**WHAT IS BEING ASKED**
Copy each of the items below word for word, keeping every line as it appears.

[Records]
>>>>>

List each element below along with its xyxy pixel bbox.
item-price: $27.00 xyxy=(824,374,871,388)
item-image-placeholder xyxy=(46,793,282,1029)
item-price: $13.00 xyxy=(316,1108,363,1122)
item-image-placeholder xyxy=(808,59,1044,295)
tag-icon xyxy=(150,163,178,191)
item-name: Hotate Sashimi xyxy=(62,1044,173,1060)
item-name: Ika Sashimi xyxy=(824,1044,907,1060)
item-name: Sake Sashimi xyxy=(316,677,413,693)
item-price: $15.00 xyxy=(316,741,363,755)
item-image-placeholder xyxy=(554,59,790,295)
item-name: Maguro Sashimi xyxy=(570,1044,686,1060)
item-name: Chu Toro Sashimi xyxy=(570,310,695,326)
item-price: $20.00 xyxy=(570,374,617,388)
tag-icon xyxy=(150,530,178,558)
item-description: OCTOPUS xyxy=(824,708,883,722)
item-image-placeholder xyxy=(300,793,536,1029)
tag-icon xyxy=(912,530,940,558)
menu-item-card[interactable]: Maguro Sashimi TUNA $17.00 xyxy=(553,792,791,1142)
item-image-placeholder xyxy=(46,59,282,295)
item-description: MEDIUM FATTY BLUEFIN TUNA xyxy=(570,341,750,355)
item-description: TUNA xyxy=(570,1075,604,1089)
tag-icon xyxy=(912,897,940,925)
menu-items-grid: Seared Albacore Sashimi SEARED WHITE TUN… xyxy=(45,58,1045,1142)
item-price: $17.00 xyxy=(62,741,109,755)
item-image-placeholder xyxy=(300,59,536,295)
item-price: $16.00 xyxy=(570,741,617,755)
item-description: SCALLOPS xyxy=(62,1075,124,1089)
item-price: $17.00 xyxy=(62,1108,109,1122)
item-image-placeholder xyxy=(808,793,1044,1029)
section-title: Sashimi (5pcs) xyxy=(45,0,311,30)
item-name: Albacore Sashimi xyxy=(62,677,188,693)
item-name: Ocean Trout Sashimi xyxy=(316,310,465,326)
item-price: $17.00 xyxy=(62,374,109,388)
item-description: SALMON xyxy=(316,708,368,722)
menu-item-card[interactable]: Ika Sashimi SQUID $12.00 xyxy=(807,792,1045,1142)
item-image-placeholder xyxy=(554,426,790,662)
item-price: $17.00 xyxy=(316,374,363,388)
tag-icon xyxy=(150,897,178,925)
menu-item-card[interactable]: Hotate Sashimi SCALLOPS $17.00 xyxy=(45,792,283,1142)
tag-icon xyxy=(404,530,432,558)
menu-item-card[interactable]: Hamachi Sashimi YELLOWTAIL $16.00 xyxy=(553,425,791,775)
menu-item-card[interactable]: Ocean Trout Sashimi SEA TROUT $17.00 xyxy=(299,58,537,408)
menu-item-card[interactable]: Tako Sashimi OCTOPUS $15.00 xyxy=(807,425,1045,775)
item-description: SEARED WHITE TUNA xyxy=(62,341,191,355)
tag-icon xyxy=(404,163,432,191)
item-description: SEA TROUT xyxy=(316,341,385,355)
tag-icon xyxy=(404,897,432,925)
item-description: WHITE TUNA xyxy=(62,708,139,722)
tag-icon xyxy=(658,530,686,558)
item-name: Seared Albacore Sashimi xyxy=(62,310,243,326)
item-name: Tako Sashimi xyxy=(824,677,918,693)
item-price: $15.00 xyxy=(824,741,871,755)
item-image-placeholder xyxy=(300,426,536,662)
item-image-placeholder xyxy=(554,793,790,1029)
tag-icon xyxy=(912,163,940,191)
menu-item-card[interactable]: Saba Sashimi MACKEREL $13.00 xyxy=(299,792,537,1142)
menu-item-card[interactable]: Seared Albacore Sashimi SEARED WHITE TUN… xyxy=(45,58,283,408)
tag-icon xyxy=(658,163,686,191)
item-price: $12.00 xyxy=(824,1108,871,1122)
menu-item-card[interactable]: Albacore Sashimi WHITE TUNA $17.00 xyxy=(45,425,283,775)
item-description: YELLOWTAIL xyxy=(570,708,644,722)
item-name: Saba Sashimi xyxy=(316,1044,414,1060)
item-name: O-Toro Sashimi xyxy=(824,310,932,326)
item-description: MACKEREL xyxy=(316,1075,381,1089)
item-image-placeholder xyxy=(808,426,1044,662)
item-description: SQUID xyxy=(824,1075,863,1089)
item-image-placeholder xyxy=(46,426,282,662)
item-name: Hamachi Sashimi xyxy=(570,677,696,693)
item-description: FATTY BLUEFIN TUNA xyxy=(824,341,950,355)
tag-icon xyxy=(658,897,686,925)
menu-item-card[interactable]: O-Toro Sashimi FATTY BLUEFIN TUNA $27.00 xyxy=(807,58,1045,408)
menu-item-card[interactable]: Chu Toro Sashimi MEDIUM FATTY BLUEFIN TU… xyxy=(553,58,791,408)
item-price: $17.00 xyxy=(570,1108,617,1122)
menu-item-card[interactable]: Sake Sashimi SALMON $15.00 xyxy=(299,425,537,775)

<<<<<

**EXERCISE SOLUTION**
List each element below along with its xyxy pixel bbox.
item-price: $27.00 xyxy=(824,374,871,388)
item-image-placeholder xyxy=(46,793,282,1029)
item-price: $13.00 xyxy=(316,1108,363,1122)
item-image-placeholder xyxy=(808,59,1044,295)
tag-icon xyxy=(150,163,178,191)
item-name: Hotate Sashimi xyxy=(62,1044,173,1060)
item-name: Ika Sashimi xyxy=(824,1044,907,1060)
item-name: Sake Sashimi xyxy=(316,677,413,693)
item-price: $15.00 xyxy=(316,741,363,755)
item-image-placeholder xyxy=(554,59,790,295)
item-name: Maguro Sashimi xyxy=(570,1044,686,1060)
item-name: Chu Toro Sashimi xyxy=(570,310,695,326)
item-price: $20.00 xyxy=(570,374,617,388)
tag-icon xyxy=(150,530,178,558)
item-description: OCTOPUS xyxy=(824,708,883,722)
item-image-placeholder xyxy=(300,793,536,1029)
tag-icon xyxy=(912,530,940,558)
menu-item-card[interactable]: Maguro Sashimi TUNA $17.00 xyxy=(553,792,791,1142)
item-image-placeholder xyxy=(46,59,282,295)
item-description: MEDIUM FATTY BLUEFIN TUNA xyxy=(570,341,750,355)
item-description: TUNA xyxy=(570,1075,604,1089)
tag-icon xyxy=(912,897,940,925)
menu-items-grid: Seared Albacore Sashimi SEARED WHITE TUN… xyxy=(45,58,1045,1142)
item-price: $17.00 xyxy=(62,741,109,755)
item-image-placeholder xyxy=(300,59,536,295)
item-price: $16.00 xyxy=(570,741,617,755)
item-description: SCALLOPS xyxy=(62,1075,124,1089)
item-price: $17.00 xyxy=(62,1108,109,1122)
item-image-placeholder xyxy=(808,793,1044,1029)
section-title: Sashimi (5pcs) xyxy=(45,0,311,30)
item-name: Albacore Sashimi xyxy=(62,677,188,693)
item-name: Ocean Trout Sashimi xyxy=(316,310,465,326)
item-price: $17.00 xyxy=(62,374,109,388)
item-description: SALMON xyxy=(316,708,368,722)
menu-item-card[interactable]: Ika Sashimi SQUID $12.00 xyxy=(807,792,1045,1142)
item-image-placeholder xyxy=(554,426,790,662)
item-price: $17.00 xyxy=(316,374,363,388)
tag-icon xyxy=(150,897,178,925)
menu-item-card[interactable]: Hotate Sashimi SCALLOPS $17.00 xyxy=(45,792,283,1142)
tag-icon xyxy=(404,530,432,558)
menu-item-card[interactable]: Hamachi Sashimi YELLOWTAIL $16.00 xyxy=(553,425,791,775)
menu-item-card[interactable]: Ocean Trout Sashimi SEA TROUT $17.00 xyxy=(299,58,537,408)
menu-item-card[interactable]: Tako Sashimi OCTOPUS $15.00 xyxy=(807,425,1045,775)
item-description: SEARED WHITE TUNA xyxy=(62,341,191,355)
tag-icon xyxy=(404,163,432,191)
item-description: SEA TROUT xyxy=(316,341,385,355)
tag-icon xyxy=(404,897,432,925)
item-description: WHITE TUNA xyxy=(62,708,139,722)
tag-icon xyxy=(658,530,686,558)
item-name: Seared Albacore Sashimi xyxy=(62,310,243,326)
item-name: Tako Sashimi xyxy=(824,677,918,693)
item-price: $15.00 xyxy=(824,741,871,755)
item-image-placeholder xyxy=(300,426,536,662)
item-image-placeholder xyxy=(554,793,790,1029)
tag-icon xyxy=(912,163,940,191)
menu-item-card[interactable]: Saba Sashimi MACKEREL $13.00 xyxy=(299,792,537,1142)
menu-item-card[interactable]: Seared Albacore Sashimi SEARED WHITE TUN… xyxy=(45,58,283,408)
tag-icon xyxy=(658,163,686,191)
item-price: $12.00 xyxy=(824,1108,871,1122)
menu-item-card[interactable]: Albacore Sashimi WHITE TUNA $17.00 xyxy=(45,425,283,775)
item-description: YELLOWTAIL xyxy=(570,708,644,722)
item-name: Saba Sashimi xyxy=(316,1044,414,1060)
item-name: O-Toro Sashimi xyxy=(824,310,932,326)
item-description: MACKEREL xyxy=(316,1075,381,1089)
item-image-placeholder xyxy=(808,426,1044,662)
item-description: SQUID xyxy=(824,1075,863,1089)
item-image-placeholder xyxy=(46,426,282,662)
item-name: Hamachi Sashimi xyxy=(570,677,696,693)
item-description: FATTY BLUEFIN TUNA xyxy=(824,341,950,355)
tag-icon xyxy=(658,897,686,925)
menu-item-card[interactable]: O-Toro Sashimi FATTY BLUEFIN TUNA $27.00 xyxy=(807,58,1045,408)
menu-item-card[interactable]: Chu Toro Sashimi MEDIUM FATTY BLUEFIN TU… xyxy=(553,58,791,408)
item-price: $17.00 xyxy=(570,1108,617,1122)
menu-item-card[interactable]: Sake Sashimi SALMON $15.00 xyxy=(299,425,537,775)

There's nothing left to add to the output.